Can you rewrite the rows below with every "bbox" changed to "bounding box" and everything else left as it is, omitting the pictures?

:::

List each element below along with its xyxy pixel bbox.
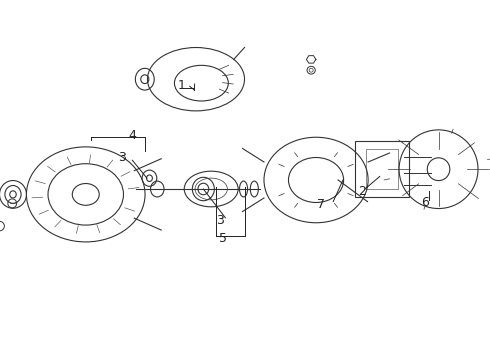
Text: 5: 5 [219,232,227,245]
Text: 4: 4 [128,129,136,141]
Text: 3: 3 [119,151,126,164]
Text: 3: 3 [217,214,224,227]
Text: 1: 1 [177,79,185,92]
Text: 7: 7 [317,198,325,211]
Text: 2: 2 [358,185,366,198]
Text: 6: 6 [421,196,429,209]
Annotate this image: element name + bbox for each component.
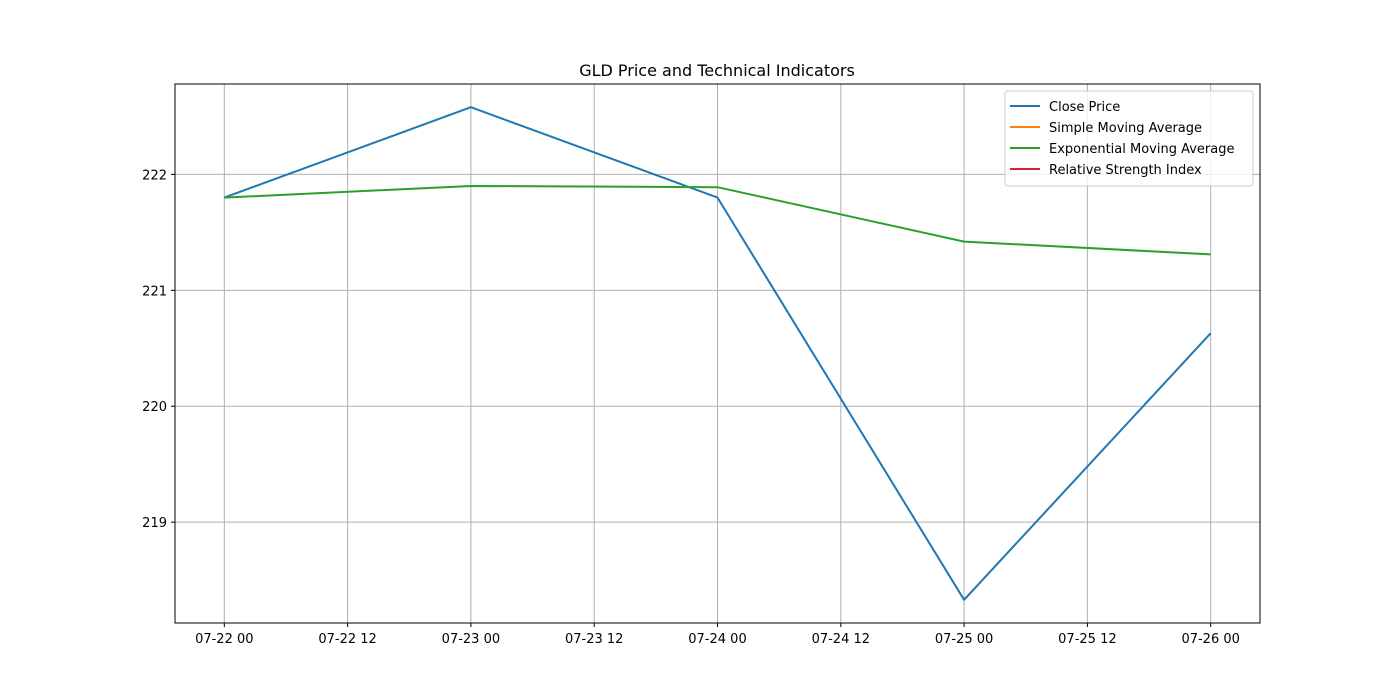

:::

RESPONSE FOR THIS EXERCISE -
List each element below along with its xyxy pixel bounding box.
Text: 5: 5 [219,232,227,245]
Text: 4: 4 [128,129,136,141]
Text: 3: 3 [119,151,126,164]
Text: 3: 3 [217,214,224,227]
Text: 1: 1 [177,79,185,92]
Text: 7: 7 [317,198,325,211]
Text: 2: 2 [358,185,366,198]
Text: 6: 6 [421,196,429,209]
Annotate this image: element name + bounding box for each component.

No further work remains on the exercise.